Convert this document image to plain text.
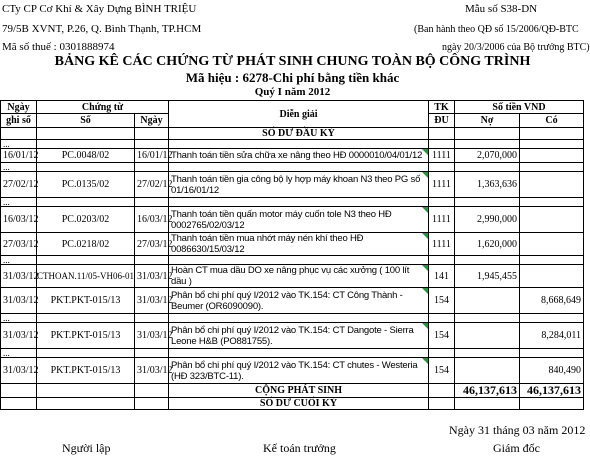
CTy CP Cơ Khí & Xây Dựng BÌNH TRIỆU
79/5B XVNT, P.26, Q. Bình Thạnh, TP.HCM
Mã số thuế : 0301888974
Mẫu số S38-DN
(Ban hành theo QĐ số 15/2006/QĐ-BTC
ngày 20/3/2006 của Bộ trưởng BTC)
BẢNG KÊ CÁC CHỨNG TỪ PHÁT SINH CHUNG TOÀN BỘ CÔNG TRÌNH
Mã hiệu : 6278-Chi phí bằng tiền khác
Quý I năm 2012
Ngày	Chứng từ		Diễn giải	TK	Số tiền VND	
ghi sổ	Số	Ngày		ĐU	Nợ	Có
			SỐ DƯ ĐẦU KỲ			

...						

16/01/12	PC.0048/02	16/01/12	Thanh toán tiền sửa chữa xe nâng theo HĐ 0000010/04/01/12	1111	2,070,000	

...						

27/02/12	PC.0135/02	27/02/12	Thanh toán tiền gia công bộ ly hợp máy khoan N3 theo PG số 01/16/01/12	1111	1,363,636	

...						

16/03/12	PC.0203/02	16/03/12	Thanh toán tiền quấn motor máy cuốn tole N3 theo HĐ 0002765/02/03/12	1111	2,990,000	
27/03/12	PC.0218/02	27/03/12	Thanh toán tiền mua nhớt máy nén khí theo HĐ 0086630/15/03/12	1111	1,620,000	

...						

31/03/12	CTHOAN.11/05-VH06-01	31/03/12	Hoàn CT mua dầu DO xe nâng phục vụ các xưởng ( 100 lít dầu )	141	1,945,455	
31/03/12	PKT.PKT-015/13	31/03/12	Phân bổ chi phí quý I/2012 vào TK.154: CT Công Thành - Beumer (OR6090090).	154		8,668,649

...						

31/03/12	PKT.PKT-015/13	31/03/12	Phân bổ chi phí quý I/2012 vào TK.154: CT Dangote - Sierra Leone H&B (PO881755).	154		8,284,011

...						

31/03/12	PKT.PKT-015/13	31/03/12	Phân bổ chi phí quý I/2012 vào TK.154: CT chutes - Westeria (HĐ 323/BTC-11).	154		840,490
			CỘNG PHÁT SINH		46,137,613	46,137,613
			SỐ DƯ CUỐI KỲ			
Ngày 31 tháng 03 năm 2012
Người lập	Kế toán trưởng	Giám đốc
::::
**Goal of the exercise**
Repeat the records above exactly, omitting every picture.

**Answer to the exercise**
Convert this document image to plain text.
CTy CP Cơ Khí & Xây Dựng BÌNH TRIỆU
79/5B XVNT, P.26, Q. Bình Thạnh, TP.HCM
Mã số thuế : 0301888974
Mẫu số S38-DN
(Ban hành theo QĐ số 15/2006/QĐ-BTC
ngày 20/3/2006 của Bộ trưởng BTC)
BẢNG KÊ CÁC CHỨNG TỪ PHÁT SINH CHUNG TOÀN BỘ CÔNG TRÌNH
Mã hiệu : 6278-Chi phí bằng tiền khác
Quý I năm 2012
Ngày	Chứng từ		Diễn giải	TK	Số tiền VND	
ghi sổ	Số	Ngày		ĐU	Nợ	Có
			SỐ DƯ ĐẦU KỲ			

...						

16/01/12	PC.0048/02	16/01/12	Thanh toán tiền sửa chữa xe nâng theo HĐ 0000010/04/01/12	1111	2,070,000	

...						

27/02/12	PC.0135/02	27/02/12	Thanh toán tiền gia công bộ ly hợp máy khoan N3 theo PG số 01/16/01/12	1111	1,363,636	

...						

16/03/12	PC.0203/02	16/03/12	Thanh toán tiền quấn motor máy cuốn tole N3 theo HĐ 0002765/02/03/12	1111	2,990,000	
27/03/12	PC.0218/02	27/03/12	Thanh toán tiền mua nhớt máy nén khí theo HĐ 0086630/15/03/12	1111	1,620,000	

...						

31/03/12	CTHOAN.11/05-VH06-01	31/03/12	Hoàn CT mua dầu DO xe nâng phục vụ các xưởng ( 100 lít dầu )	141	1,945,455	
31/03/12	PKT.PKT-015/13	31/03/12	Phân bổ chi phí quý I/2012 vào TK.154: CT Công Thành - Beumer (OR6090090).	154		8,668,649

...						

31/03/12	PKT.PKT-015/13	31/03/12	Phân bổ chi phí quý I/2012 vào TK.154: CT Dangote - Sierra Leone H&B (PO881755).	154		8,284,011

...						

31/03/12	PKT.PKT-015/13	31/03/12	Phân bổ chi phí quý I/2012 vào TK.154: CT chutes - Westeria (HĐ 323/BTC-11).	154		840,490
			CỘNG PHÁT SINH		46,137,613	46,137,613
			SỐ DƯ CUỐI KỲ			
Ngày 31 tháng 03 năm 2012
Người lập	Kế toán trưởng	Giám đốc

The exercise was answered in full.